[Records]
------------------------------------------------------------

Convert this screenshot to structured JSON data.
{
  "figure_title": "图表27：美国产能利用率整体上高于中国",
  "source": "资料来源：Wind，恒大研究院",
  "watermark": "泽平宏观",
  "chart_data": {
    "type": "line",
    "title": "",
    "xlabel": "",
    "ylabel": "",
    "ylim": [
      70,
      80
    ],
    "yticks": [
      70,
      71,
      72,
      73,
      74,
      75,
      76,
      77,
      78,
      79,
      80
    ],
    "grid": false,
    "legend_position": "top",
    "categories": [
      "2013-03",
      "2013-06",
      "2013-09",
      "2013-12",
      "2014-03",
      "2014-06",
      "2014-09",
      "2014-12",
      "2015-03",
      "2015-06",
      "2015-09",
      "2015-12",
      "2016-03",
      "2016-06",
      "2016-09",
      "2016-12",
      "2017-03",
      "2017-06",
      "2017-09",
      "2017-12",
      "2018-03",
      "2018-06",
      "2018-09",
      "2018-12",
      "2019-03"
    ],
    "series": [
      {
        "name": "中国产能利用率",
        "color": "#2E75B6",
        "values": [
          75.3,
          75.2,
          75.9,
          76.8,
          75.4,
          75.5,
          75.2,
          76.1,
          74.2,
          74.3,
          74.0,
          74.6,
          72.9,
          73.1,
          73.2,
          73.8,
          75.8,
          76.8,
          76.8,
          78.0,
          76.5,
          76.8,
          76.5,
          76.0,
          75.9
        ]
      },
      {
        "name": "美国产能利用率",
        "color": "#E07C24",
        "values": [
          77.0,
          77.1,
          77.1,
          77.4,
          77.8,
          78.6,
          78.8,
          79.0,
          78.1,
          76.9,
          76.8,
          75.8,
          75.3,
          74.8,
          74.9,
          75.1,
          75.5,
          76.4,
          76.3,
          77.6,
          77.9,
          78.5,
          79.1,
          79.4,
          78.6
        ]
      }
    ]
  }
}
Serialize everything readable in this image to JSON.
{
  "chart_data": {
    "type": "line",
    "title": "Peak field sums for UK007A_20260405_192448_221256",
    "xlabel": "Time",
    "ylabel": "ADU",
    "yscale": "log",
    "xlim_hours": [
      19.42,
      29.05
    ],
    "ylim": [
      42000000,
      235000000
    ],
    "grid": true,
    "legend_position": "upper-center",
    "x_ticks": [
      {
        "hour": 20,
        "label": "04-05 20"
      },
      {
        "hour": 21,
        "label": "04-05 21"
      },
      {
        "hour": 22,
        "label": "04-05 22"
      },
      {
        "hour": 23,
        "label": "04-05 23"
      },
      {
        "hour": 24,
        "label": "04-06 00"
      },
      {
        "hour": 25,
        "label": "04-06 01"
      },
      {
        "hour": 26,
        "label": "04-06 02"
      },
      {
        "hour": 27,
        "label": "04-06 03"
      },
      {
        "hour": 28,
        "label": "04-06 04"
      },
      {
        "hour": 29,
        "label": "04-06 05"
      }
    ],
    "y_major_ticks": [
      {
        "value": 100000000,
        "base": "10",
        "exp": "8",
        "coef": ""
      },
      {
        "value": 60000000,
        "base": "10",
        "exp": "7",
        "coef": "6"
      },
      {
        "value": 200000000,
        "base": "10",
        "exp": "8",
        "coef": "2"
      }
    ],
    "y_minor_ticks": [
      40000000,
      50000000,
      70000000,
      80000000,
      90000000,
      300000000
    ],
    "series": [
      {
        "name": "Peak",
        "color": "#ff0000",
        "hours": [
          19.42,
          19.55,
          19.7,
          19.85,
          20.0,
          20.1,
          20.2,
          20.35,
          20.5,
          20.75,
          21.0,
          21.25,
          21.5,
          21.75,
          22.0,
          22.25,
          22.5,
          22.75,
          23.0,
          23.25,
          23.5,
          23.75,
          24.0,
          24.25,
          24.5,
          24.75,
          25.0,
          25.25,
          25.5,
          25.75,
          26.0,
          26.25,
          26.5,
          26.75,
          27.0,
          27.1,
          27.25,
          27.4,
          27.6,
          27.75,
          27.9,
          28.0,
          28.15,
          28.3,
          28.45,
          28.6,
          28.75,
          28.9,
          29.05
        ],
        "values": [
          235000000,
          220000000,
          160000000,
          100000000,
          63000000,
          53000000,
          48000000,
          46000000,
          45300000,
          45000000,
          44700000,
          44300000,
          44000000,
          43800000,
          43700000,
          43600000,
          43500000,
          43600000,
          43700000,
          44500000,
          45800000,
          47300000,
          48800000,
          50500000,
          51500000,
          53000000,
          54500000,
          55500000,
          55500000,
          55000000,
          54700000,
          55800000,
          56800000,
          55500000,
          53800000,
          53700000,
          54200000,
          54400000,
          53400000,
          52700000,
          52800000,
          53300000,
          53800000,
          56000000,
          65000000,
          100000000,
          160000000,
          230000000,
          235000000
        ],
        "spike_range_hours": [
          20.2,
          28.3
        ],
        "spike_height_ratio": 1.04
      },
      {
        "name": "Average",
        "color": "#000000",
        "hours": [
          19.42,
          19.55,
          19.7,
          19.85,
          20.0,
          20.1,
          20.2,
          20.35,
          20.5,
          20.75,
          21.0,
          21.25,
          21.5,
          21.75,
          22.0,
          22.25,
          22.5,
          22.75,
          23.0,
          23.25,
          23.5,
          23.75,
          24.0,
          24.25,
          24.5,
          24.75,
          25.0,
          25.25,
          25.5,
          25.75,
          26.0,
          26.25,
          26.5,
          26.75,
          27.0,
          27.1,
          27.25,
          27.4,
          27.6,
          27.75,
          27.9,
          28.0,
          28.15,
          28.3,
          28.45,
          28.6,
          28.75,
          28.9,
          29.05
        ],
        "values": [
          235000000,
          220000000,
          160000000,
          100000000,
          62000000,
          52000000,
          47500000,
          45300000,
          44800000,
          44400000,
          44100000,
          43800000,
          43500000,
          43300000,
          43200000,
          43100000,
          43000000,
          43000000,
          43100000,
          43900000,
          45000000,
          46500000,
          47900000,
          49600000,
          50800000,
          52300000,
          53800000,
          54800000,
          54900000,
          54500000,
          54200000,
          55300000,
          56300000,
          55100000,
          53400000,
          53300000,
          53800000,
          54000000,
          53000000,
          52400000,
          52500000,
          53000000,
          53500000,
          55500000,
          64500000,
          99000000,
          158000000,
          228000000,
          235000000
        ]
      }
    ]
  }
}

------------------------------------------------------------

**What the task asks:** Above are the records; retype them all without a single difference.

**Exercise output:**
Convert this screenshot to structured JSON data.
{
  "figure_title": "图表27：美国产能利用率整体上高于中国",
  "source": "资料来源：Wind，恒大研究院",
  "watermark": "泽平宏观",
  "chart_data": {
    "type": "line",
    "title": "",
    "xlabel": "",
    "ylabel": "",
    "ylim": [
      70,
      80
    ],
    "yticks": [
      70,
      71,
      72,
      73,
      74,
      75,
      76,
      77,
      78,
      79,
      80
    ],
    "grid": false,
    "legend_position": "top",
    "categories": [
      "2013-03",
      "2013-06",
      "2013-09",
      "2013-12",
      "2014-03",
      "2014-06",
      "2014-09",
      "2014-12",
      "2015-03",
      "2015-06",
      "2015-09",
      "2015-12",
      "2016-03",
      "2016-06",
      "2016-09",
      "2016-12",
      "2017-03",
      "2017-06",
      "2017-09",
      "2017-12",
      "2018-03",
      "2018-06",
      "2018-09",
      "2018-12",
      "2019-03"
    ],
    "series": [
      {
        "name": "中国产能利用率",
        "color": "#2E75B6",
        "values": [
          75.3,
          75.2,
          75.9,
          76.8,
          75.4,
          75.5,
          75.2,
          76.1,
          74.2,
          74.3,
          74.0,
          74.6,
          72.9,
          73.1,
          73.2,
          73.8,
          75.8,
          76.8,
          76.8,
          78.0,
          76.5,
          76.8,
          76.5,
          76.0,
          75.9
        ]
      },
      {
        "name": "美国产能利用率",
        "color": "#E07C24",
        "values": [
          77.0,
          77.1,
          77.1,
          77.4,
          77.8,
          78.6,
          78.8,
          79.0,
          78.1,
          76.9,
          76.8,
          75.8,
          75.3,
          74.8,
          74.9,
          75.1,
          75.5,
          76.4,
          76.3,
          77.6,
          77.9,
          78.5,
          79.1,
          79.4,
          78.6
        ]
      }
    ]
  }
}
Serialize everything readable in this image to JSON.
{
  "chart_data": {
    "type": "line",
    "title": "Peak field sums for UK007A_20260405_192448_221256",
    "xlabel": "Time",
    "ylabel": "ADU",
    "yscale": "log",
    "xlim_hours": [
      19.42,
      29.05
    ],
    "ylim": [
      42000000,
      235000000
    ],
    "grid": true,
    "legend_position": "upper-center",
    "x_ticks": [
      {
        "hour": 20,
        "label": "04-05 20"
      },
      {
        "hour": 21,
        "label": "04-05 21"
      },
      {
        "hour": 22,
        "label": "04-05 22"
      },
      {
        "hour": 23,
        "label": "04-05 23"
      },
      {
        "hour": 24,
        "label": "04-06 00"
      },
      {
        "hour": 25,
        "label": "04-06 01"
      },
      {
        "hour": 26,
        "label": "04-06 02"
      },
      {
        "hour": 27,
        "label": "04-06 03"
      },
      {
        "hour": 28,
        "label": "04-06 04"
      },
      {
        "hour": 29,
        "label": "04-06 05"
      }
    ],
    "y_major_ticks": [
      {
        "value": 100000000,
        "base": "10",
        "exp": "8",
        "coef": ""
      },
      {
        "value": 60000000,
        "base": "10",
        "exp": "7",
        "coef": "6"
      },
      {
        "value": 200000000,
        "base": "10",
        "exp": "8",
        "coef": "2"
      }
    ],
    "y_minor_ticks": [
      40000000,
      50000000,
      70000000,
      80000000,
      90000000,
      300000000
    ],
    "series": [
      {
        "name": "Peak",
        "color": "#ff0000",
        "hours": [
          19.42,
          19.55,
          19.7,
          19.85,
          20.0,
          20.1,
          20.2,
          20.35,
          20.5,
          20.75,
          21.0,
          21.25,
          21.5,
          21.75,
          22.0,
          22.25,
          22.5,
          22.75,
          23.0,
          23.25,
          23.5,
          23.75,
          24.0,
          24.25,
          24.5,
          24.75,
          25.0,
          25.25,
          25.5,
          25.75,
          26.0,
          26.25,
          26.5,
          26.75,
          27.0,
          27.1,
          27.25,
          27.4,
          27.6,
          27.75,
          27.9,
          28.0,
          28.15,
          28.3,
          28.45,
          28.6,
          28.75,
          28.9,
          29.05
        ],
        "values": [
          235000000,
          220000000,
          160000000,
          100000000,
          63000000,
          53000000,
          48000000,
          46000000,
          45300000,
          45000000,
          44700000,
          44300000,
          44000000,
          43800000,
          43700000,
          43600000,
          43500000,
          43600000,
          43700000,
          44500000,
          45800000,
          47300000,
          48800000,
          50500000,
          51500000,
          53000000,
          54500000,
          55500000,
          55500000,
          55000000,
          54700000,
          55800000,
          56800000,
          55500000,
          53800000,
          53700000,
          54200000,
          54400000,
          53400000,
          52700000,
          52800000,
          53300000,
          53800000,
          56000000,
          65000000,
          100000000,
          160000000,
          230000000,
          235000000
        ],
        "spike_range_hours": [
          20.2,
          28.3
        ],
        "spike_height_ratio": 1.04
      },
      {
        "name": "Average",
        "color": "#000000",
        "hours": [
          19.42,
          19.55,
          19.7,
          19.85,
          20.0,
          20.1,
          20.2,
          20.35,
          20.5,
          20.75,
          21.0,
          21.25,
          21.5,
          21.75,
          22.0,
          22.25,
          22.5,
          22.75,
          23.0,
          23.25,
          23.5,
          23.75,
          24.0,
          24.25,
          24.5,
          24.75,
          25.0,
          25.25,
          25.5,
          25.75,
          26.0,
          26.25,
          26.5,
          26.75,
          27.0,
          27.1,
          27.25,
          27.4,
          27.6,
          27.75,
          27.9,
          28.0,
          28.15,
          28.3,
          28.45,
          28.6,
          28.75,
          28.9,
          29.05
        ],
        "values": [
          235000000,
          220000000,
          160000000,
          100000000,
          62000000,
          52000000,
          47500000,
          45300000,
          44800000,
          44400000,
          44100000,
          43800000,
          43500000,
          43300000,
          43200000,
          43100000,
          43000000,
          43000000,
          43100000,
          43900000,
          45000000,
          46500000,
          47900000,
          49600000,
          50800000,
          52300000,
          53800000,
          54800000,
          54900000,
          54500000,
          54200000,
          55300000,
          56300000,
          55100000,
          53400000,
          53300000,
          53800000,
          54000000,
          53000000,
          52400000,
          52500000,
          53000000,
          53500000,
          55500000,
          64500000,
          99000000,
          158000000,
          228000000,
          235000000
        ]
      }
    ]
  }
}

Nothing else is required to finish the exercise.